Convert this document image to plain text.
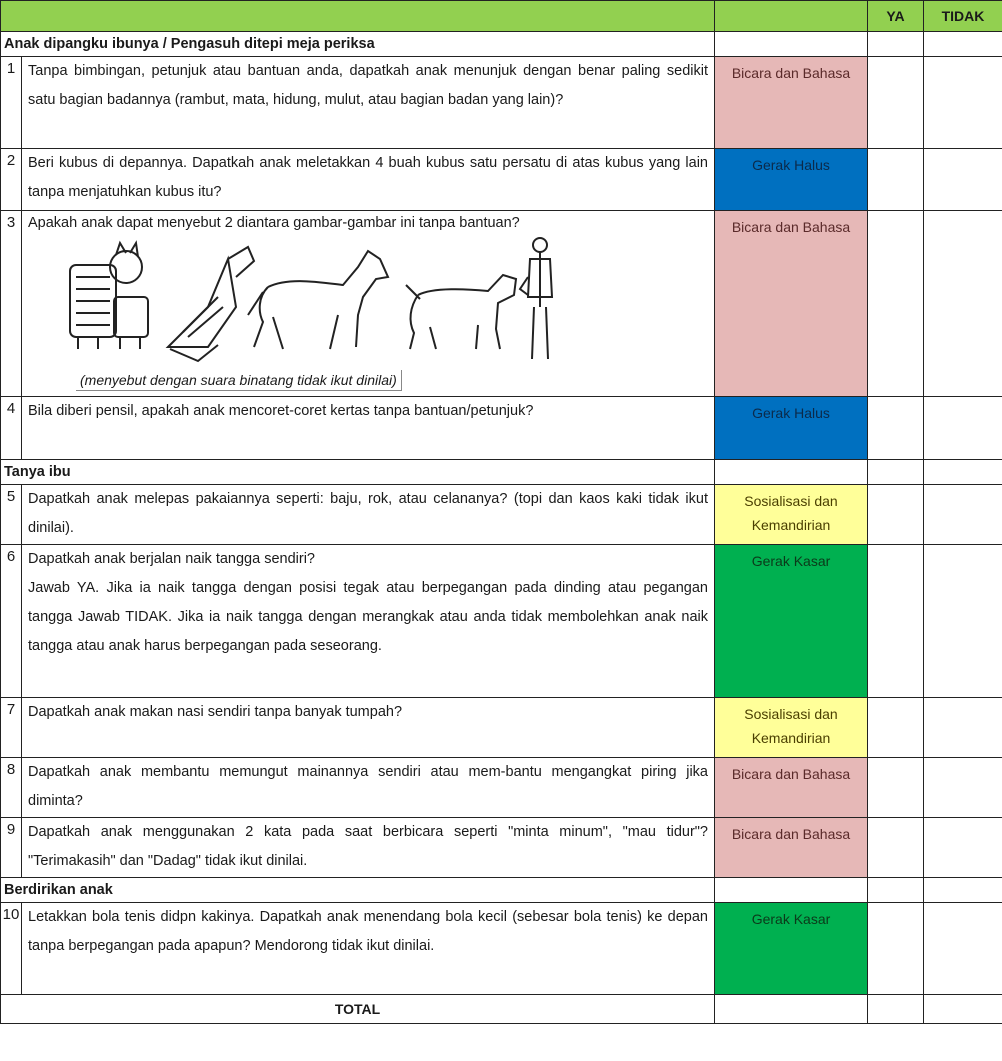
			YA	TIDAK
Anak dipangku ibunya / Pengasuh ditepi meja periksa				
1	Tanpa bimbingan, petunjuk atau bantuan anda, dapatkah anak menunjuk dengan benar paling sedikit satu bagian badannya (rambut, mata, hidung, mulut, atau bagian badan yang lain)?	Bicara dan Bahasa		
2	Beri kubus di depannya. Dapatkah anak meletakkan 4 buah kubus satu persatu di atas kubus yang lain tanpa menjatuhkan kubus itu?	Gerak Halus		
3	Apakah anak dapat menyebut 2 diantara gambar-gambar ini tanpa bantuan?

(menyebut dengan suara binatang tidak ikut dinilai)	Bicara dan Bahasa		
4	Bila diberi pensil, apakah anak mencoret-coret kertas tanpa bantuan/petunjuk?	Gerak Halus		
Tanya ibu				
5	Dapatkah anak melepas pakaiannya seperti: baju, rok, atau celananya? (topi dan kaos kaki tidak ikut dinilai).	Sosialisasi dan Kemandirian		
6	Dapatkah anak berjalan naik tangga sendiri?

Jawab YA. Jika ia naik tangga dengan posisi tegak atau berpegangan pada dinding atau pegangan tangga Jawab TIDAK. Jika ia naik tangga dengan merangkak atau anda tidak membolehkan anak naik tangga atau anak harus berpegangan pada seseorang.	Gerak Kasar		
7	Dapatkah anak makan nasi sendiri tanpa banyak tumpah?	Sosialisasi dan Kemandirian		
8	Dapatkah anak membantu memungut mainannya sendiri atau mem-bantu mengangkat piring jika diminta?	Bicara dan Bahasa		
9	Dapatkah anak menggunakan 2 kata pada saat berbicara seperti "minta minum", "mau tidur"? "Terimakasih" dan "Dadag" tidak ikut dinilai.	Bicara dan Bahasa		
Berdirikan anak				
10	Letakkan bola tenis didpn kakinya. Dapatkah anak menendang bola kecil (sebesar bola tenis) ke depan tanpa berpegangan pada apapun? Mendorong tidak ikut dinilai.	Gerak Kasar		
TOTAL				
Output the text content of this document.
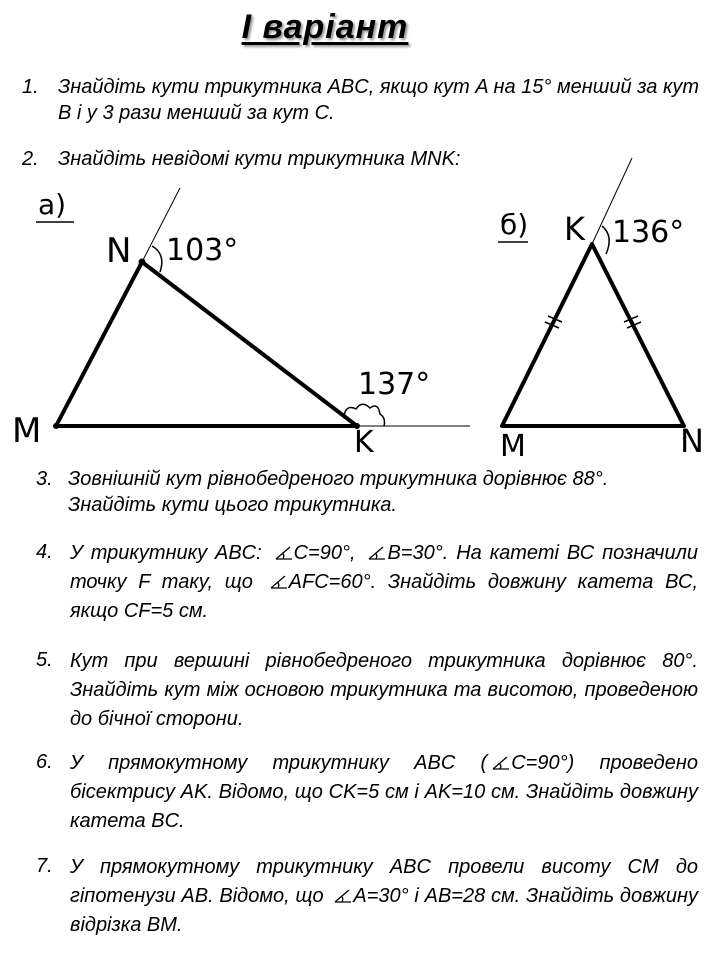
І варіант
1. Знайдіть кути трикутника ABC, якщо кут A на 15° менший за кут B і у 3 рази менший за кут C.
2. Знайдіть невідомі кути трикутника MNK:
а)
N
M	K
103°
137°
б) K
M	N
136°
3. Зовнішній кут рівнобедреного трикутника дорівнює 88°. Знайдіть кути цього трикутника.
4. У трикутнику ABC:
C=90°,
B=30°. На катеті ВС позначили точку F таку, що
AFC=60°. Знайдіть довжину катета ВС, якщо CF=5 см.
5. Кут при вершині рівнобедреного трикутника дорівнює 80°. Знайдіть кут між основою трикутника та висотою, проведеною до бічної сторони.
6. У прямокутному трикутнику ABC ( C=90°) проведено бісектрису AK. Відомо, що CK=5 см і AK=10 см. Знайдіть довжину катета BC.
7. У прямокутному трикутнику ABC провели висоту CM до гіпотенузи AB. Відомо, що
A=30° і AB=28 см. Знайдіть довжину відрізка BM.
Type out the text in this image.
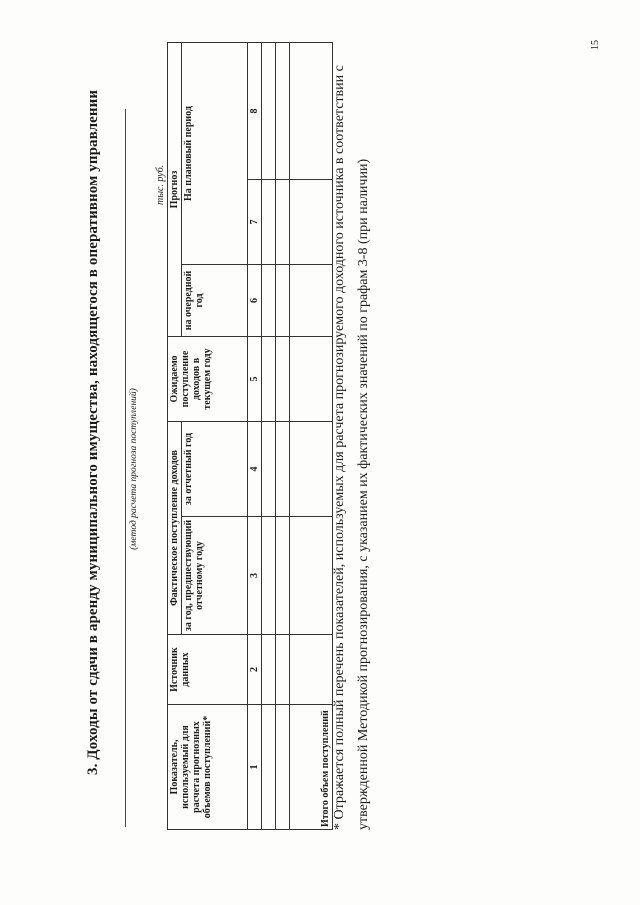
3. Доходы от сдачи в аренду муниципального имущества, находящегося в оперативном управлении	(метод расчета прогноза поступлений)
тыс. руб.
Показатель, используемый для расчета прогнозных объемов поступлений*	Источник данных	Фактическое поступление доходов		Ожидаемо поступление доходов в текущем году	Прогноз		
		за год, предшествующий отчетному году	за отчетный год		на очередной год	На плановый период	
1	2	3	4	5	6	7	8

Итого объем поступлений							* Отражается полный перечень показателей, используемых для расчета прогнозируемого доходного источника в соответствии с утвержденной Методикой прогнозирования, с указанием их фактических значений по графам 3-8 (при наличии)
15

□ □ □ □ □ □ □

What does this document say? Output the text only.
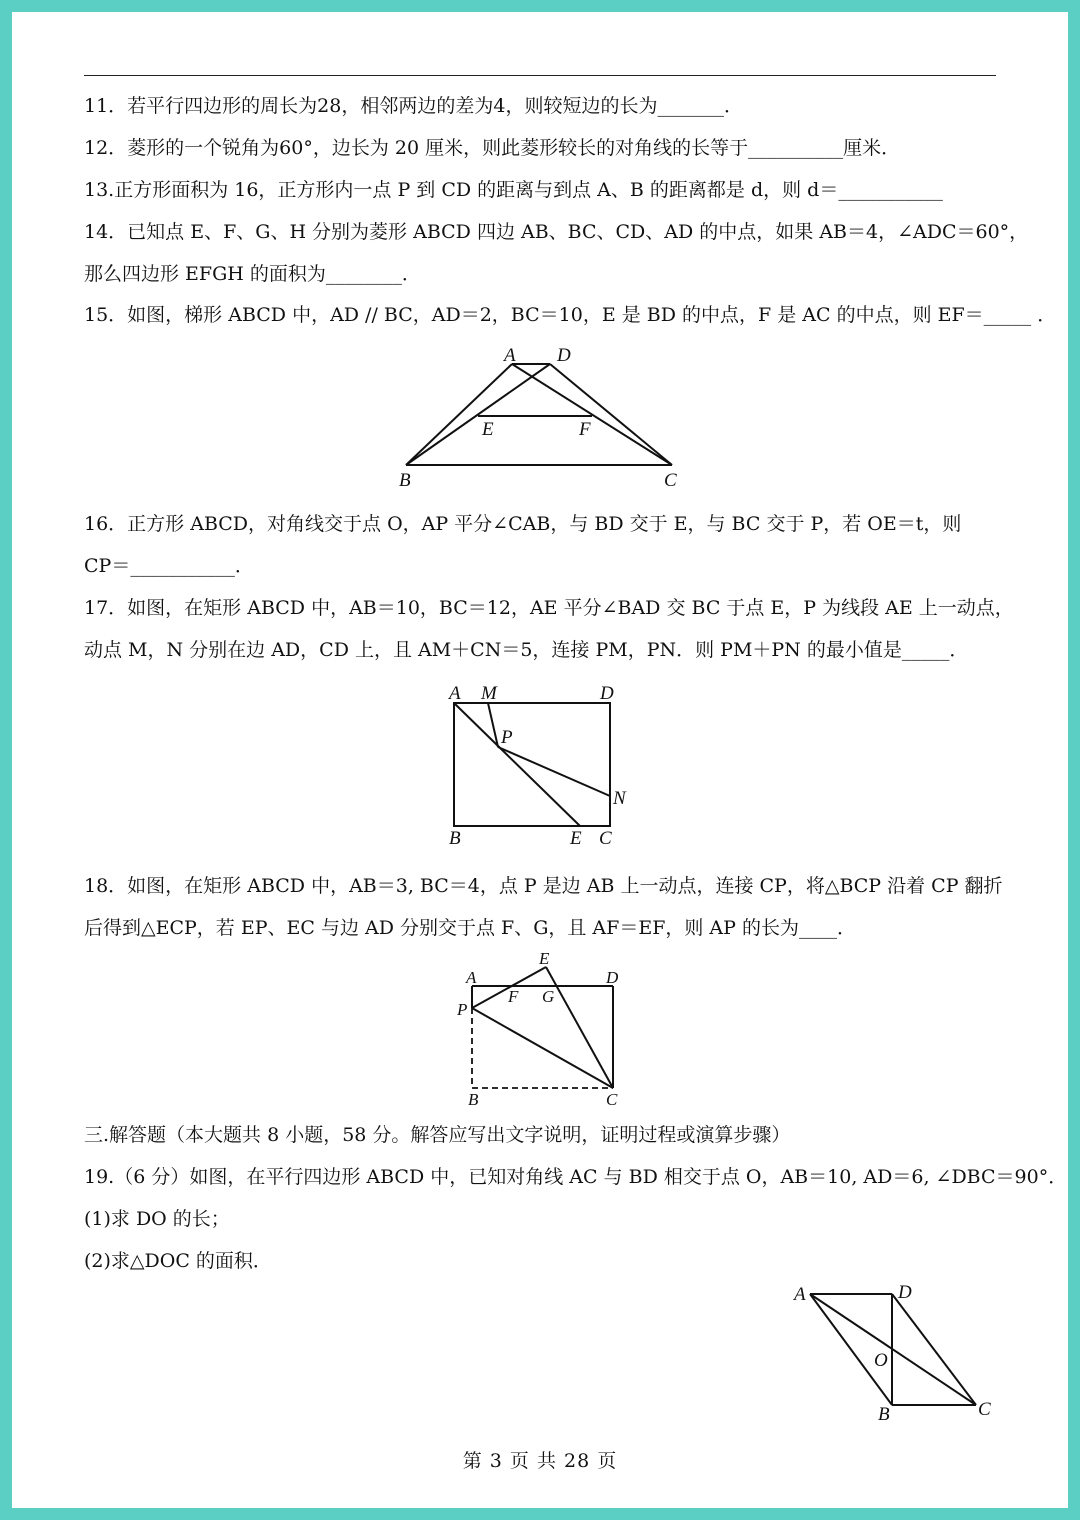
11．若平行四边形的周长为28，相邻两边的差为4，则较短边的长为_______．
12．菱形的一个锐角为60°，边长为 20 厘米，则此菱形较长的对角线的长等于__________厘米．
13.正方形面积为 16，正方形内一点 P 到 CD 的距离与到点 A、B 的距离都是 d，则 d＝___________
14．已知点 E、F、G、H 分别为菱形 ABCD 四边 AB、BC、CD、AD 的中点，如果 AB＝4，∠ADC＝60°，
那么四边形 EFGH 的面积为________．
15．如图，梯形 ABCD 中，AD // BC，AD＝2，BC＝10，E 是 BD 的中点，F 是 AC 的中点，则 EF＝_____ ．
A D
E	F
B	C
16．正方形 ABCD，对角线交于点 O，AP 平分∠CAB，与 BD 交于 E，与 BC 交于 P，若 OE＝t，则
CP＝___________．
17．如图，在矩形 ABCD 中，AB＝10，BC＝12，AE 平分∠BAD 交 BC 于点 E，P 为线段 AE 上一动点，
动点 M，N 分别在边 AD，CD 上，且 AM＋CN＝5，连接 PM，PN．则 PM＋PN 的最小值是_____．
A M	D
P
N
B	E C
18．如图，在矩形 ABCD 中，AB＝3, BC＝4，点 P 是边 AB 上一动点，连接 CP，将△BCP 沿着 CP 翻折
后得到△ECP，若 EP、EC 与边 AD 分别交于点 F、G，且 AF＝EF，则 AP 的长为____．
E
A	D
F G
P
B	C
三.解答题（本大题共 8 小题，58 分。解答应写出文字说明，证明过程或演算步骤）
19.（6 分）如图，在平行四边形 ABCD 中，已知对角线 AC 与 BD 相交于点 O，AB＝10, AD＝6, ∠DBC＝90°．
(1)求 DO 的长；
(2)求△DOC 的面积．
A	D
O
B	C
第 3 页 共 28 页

□ □ □ □ □ □ □

Problem requirements:
From the records given above, copy all lines containing "трикутнику".

Complete answer:
4. У трикутнику ABC:
6. У прямокутному трикутнику ABC ( C=90°) проведено бісектрису AK. Відомо, що CK=5 см і AK=10 см. Знайдіть довжину катета BC.
7. У прямокутному трикутнику ABC провели висоту CM до гіпотенузи AB. Відомо, що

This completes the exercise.